EXERCISE TASK -> Scan the entries below. List each line with "International".
— START OF MATERIAL TO PROCESS —
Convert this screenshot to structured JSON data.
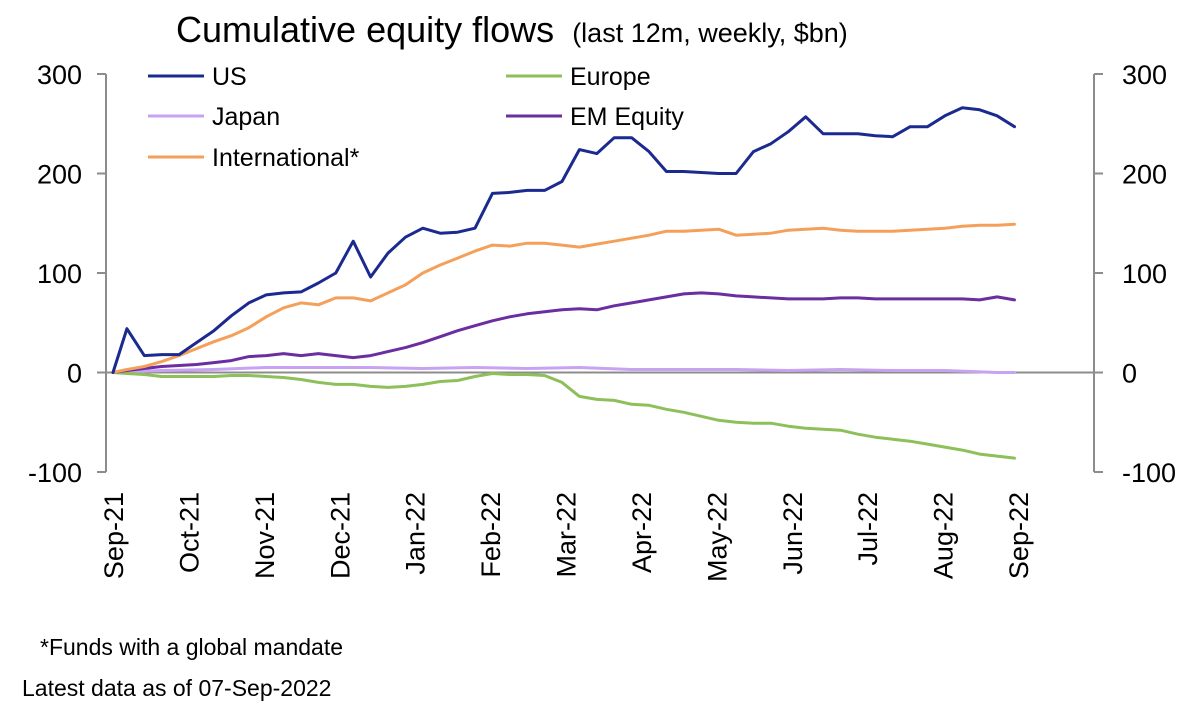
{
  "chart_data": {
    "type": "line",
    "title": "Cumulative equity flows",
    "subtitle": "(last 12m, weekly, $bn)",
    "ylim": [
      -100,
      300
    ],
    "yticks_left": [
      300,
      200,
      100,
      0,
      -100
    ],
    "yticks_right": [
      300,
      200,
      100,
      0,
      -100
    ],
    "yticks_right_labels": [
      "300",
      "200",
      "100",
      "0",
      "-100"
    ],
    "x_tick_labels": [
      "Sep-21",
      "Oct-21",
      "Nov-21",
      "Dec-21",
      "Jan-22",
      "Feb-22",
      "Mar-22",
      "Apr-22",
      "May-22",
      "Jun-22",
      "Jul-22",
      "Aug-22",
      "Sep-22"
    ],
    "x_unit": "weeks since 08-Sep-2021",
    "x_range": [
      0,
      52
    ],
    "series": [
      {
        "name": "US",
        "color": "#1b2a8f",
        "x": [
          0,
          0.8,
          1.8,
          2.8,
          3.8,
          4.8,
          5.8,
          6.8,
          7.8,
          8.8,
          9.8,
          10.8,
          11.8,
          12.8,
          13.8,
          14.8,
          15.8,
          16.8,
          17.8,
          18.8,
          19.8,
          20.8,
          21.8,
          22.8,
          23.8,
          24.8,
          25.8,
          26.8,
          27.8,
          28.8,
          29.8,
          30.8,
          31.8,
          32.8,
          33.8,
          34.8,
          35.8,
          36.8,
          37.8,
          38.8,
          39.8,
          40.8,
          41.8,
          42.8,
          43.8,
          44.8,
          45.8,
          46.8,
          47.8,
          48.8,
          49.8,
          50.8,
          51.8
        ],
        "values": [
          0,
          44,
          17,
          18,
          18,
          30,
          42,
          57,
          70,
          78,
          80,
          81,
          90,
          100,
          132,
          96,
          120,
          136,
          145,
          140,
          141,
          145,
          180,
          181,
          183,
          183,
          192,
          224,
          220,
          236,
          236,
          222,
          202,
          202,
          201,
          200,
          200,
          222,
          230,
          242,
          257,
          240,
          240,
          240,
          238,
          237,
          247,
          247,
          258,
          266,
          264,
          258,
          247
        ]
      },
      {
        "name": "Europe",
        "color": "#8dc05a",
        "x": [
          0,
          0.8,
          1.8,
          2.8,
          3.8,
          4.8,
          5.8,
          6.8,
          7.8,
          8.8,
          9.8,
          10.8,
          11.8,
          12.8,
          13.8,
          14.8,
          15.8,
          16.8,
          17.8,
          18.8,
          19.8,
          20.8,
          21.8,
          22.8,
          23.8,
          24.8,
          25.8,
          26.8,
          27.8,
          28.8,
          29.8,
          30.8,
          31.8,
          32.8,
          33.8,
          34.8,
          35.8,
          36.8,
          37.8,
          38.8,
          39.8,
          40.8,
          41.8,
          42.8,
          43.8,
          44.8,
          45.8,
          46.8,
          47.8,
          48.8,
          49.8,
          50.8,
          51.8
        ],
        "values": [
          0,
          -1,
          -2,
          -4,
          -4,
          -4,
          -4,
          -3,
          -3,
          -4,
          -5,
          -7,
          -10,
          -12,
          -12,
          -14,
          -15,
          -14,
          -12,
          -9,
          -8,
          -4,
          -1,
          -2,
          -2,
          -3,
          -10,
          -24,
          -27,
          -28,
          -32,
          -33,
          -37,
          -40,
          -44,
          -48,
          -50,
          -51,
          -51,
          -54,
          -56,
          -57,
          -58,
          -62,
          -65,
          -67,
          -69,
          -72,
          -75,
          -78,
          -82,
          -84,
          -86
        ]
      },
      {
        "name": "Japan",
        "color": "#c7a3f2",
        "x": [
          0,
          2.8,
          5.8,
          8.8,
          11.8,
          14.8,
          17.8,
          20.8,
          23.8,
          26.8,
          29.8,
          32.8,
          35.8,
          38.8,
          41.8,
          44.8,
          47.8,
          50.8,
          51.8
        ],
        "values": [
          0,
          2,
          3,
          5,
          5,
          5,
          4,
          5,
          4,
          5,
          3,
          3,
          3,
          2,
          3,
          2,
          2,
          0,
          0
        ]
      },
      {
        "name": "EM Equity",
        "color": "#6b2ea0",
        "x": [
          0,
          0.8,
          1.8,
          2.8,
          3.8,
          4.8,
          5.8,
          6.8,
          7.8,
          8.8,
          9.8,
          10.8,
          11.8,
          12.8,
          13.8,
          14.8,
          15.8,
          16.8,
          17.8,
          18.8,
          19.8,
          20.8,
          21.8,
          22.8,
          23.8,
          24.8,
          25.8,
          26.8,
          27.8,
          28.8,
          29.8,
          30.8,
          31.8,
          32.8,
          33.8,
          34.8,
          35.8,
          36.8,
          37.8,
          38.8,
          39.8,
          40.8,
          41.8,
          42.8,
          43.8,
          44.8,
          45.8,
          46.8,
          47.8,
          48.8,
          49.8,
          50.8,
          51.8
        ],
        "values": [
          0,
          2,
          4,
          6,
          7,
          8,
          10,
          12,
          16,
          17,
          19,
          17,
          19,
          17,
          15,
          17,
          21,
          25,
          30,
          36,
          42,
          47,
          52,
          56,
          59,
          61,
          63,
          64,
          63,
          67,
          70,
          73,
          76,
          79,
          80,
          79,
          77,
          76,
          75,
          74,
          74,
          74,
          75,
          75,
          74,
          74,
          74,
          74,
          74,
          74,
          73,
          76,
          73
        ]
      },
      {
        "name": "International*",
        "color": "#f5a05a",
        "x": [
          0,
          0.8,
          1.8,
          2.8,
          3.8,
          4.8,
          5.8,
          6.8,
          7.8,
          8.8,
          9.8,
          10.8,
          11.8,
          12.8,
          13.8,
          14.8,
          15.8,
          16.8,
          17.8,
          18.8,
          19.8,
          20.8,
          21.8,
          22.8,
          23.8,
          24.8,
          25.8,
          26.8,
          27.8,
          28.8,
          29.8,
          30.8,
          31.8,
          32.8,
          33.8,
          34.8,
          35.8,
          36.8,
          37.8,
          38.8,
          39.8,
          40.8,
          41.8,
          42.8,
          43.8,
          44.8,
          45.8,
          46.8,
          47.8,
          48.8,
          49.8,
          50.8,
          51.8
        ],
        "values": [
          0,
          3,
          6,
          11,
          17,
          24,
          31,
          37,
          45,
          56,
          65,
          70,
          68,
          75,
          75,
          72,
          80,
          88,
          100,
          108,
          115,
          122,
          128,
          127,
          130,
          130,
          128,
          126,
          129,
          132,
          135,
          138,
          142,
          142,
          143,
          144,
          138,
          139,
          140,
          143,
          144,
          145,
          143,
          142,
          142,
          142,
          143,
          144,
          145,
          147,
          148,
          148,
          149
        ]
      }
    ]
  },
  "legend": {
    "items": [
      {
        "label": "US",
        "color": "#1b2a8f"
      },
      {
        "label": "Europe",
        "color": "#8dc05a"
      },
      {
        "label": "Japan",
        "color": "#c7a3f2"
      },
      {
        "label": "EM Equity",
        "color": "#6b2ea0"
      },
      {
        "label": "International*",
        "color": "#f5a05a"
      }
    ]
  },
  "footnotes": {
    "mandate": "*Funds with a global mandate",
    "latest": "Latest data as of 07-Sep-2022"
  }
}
— END OF MATERIAL TO PROCESS —
— START OF MATERIAL TO PROCESS —
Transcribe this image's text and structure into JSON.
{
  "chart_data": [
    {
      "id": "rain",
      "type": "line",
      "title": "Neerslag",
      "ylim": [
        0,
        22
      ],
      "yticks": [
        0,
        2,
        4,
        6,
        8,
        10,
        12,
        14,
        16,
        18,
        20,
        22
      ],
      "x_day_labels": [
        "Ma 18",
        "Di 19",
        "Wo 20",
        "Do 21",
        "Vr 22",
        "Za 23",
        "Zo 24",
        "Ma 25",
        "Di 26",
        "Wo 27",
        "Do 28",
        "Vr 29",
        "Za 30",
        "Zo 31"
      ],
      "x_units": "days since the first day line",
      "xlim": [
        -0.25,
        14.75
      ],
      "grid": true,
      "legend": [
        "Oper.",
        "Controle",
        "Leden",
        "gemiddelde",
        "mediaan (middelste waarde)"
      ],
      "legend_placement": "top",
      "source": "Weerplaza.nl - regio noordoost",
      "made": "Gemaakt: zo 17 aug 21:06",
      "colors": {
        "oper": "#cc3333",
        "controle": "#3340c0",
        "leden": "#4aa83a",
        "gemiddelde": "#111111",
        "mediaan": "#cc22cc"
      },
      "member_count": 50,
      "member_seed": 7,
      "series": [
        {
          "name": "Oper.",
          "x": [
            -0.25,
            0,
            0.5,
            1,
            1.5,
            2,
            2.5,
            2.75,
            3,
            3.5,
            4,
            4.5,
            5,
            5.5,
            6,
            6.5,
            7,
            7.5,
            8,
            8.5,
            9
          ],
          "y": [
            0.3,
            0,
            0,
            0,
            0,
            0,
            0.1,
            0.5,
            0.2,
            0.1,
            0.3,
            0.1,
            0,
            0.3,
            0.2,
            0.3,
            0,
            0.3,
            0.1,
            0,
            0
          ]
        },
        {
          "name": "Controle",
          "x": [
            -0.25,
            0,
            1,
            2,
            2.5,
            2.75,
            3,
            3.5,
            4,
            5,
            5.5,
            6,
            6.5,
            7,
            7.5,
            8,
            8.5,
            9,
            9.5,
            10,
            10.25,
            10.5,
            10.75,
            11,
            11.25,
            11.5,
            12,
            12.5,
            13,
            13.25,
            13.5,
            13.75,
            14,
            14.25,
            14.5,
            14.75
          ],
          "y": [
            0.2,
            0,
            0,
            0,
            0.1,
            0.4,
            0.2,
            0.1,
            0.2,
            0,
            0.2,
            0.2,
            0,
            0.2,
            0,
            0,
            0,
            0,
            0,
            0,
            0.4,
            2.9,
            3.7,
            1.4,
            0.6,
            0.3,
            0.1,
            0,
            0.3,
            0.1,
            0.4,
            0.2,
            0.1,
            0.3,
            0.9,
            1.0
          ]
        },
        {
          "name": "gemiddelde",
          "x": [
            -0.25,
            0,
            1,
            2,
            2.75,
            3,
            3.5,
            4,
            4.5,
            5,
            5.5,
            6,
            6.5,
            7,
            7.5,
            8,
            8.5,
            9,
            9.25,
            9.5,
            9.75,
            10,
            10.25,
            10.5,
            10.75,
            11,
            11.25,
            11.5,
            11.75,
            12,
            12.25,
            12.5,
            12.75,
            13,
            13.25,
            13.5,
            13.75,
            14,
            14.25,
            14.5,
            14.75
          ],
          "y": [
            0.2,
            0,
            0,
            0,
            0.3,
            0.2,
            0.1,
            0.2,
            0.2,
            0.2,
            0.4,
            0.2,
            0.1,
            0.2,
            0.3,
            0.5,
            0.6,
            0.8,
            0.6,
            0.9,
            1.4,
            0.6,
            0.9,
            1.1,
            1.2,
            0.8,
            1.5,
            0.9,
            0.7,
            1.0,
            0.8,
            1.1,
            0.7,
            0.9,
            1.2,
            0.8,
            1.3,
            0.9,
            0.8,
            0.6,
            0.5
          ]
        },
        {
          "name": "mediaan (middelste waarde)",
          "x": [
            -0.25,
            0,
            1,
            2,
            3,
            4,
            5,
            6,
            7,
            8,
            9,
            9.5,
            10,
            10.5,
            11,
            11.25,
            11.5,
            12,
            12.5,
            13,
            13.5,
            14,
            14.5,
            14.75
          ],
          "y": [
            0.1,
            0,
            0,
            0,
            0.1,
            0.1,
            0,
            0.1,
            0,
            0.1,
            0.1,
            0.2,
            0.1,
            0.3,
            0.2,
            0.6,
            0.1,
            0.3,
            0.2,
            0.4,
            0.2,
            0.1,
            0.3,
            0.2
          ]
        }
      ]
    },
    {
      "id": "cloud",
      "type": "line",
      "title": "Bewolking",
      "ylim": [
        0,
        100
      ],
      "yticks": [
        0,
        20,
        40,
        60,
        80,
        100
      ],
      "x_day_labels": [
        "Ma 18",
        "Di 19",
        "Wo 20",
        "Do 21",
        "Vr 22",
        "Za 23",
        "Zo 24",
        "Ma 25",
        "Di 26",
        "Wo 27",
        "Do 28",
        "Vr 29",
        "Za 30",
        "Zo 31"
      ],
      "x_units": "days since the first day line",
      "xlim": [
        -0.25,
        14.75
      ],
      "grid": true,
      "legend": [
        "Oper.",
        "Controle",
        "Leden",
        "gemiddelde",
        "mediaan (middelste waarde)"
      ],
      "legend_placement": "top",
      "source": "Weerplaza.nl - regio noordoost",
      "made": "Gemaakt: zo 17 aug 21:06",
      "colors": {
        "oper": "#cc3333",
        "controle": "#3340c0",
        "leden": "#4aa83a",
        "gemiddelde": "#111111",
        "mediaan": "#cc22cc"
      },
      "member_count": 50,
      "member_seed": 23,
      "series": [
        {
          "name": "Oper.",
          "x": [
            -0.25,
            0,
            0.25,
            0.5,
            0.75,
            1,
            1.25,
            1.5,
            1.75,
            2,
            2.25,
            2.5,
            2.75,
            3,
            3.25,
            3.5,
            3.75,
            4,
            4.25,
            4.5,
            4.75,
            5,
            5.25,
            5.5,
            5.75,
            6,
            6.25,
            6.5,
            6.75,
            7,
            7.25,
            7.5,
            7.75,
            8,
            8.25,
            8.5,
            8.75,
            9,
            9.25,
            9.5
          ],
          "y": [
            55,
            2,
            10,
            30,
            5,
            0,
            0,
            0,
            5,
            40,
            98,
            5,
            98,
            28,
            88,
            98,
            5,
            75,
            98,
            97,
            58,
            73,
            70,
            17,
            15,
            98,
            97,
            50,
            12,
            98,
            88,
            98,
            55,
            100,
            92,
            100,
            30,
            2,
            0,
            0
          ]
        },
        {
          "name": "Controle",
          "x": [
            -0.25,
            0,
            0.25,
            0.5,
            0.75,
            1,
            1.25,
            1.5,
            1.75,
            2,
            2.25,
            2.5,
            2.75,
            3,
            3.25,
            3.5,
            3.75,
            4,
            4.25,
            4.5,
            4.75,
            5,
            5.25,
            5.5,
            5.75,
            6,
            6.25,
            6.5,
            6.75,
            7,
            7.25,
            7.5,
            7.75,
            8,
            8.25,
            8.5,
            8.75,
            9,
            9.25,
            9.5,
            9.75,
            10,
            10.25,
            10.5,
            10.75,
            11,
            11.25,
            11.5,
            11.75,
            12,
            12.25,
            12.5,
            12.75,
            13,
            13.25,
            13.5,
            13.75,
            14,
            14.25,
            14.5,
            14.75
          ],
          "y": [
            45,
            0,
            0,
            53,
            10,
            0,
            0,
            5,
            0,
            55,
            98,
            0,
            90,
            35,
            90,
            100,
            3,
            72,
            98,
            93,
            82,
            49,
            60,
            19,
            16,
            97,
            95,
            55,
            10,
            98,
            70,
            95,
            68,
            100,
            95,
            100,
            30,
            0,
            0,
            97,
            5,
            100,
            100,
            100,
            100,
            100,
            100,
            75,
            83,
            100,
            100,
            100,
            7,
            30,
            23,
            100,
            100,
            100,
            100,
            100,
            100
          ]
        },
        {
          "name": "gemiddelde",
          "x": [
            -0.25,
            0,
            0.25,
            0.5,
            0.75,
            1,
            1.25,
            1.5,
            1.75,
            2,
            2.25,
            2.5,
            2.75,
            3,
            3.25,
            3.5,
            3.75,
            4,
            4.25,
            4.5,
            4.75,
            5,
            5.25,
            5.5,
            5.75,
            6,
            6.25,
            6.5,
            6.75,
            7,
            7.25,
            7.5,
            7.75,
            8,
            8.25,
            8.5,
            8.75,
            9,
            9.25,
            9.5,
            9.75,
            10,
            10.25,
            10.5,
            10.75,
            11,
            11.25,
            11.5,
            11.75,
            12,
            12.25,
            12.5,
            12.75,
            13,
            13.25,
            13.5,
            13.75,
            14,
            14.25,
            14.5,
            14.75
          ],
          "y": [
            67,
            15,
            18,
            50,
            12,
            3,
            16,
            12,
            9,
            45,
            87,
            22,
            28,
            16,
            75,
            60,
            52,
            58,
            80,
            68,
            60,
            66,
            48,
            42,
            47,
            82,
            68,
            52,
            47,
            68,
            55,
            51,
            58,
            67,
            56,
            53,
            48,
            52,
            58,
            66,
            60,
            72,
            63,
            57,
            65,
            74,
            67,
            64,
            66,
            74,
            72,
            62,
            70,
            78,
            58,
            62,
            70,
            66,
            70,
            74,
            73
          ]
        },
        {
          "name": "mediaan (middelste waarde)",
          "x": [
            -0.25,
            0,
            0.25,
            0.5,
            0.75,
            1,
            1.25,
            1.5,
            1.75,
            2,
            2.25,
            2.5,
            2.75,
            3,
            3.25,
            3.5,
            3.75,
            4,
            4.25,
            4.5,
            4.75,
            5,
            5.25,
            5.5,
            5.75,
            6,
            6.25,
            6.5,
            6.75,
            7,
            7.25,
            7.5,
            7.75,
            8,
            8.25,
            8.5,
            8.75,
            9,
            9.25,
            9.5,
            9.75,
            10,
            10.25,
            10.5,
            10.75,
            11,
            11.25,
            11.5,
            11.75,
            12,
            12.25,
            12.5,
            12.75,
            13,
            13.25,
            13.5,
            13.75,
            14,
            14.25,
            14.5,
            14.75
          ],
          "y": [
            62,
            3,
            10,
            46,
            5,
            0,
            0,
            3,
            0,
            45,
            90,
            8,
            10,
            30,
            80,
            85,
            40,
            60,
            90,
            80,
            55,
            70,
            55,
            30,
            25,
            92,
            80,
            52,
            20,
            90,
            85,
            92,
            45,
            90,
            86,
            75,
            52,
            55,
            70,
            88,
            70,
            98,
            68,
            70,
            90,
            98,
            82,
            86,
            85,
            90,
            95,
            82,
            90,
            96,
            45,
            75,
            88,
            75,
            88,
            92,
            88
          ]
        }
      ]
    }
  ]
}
— END OF MATERIAL TO PROCESS —
ANSWER TO THIS PROBLEM ->
        "name": "International*",
        "label": "International*",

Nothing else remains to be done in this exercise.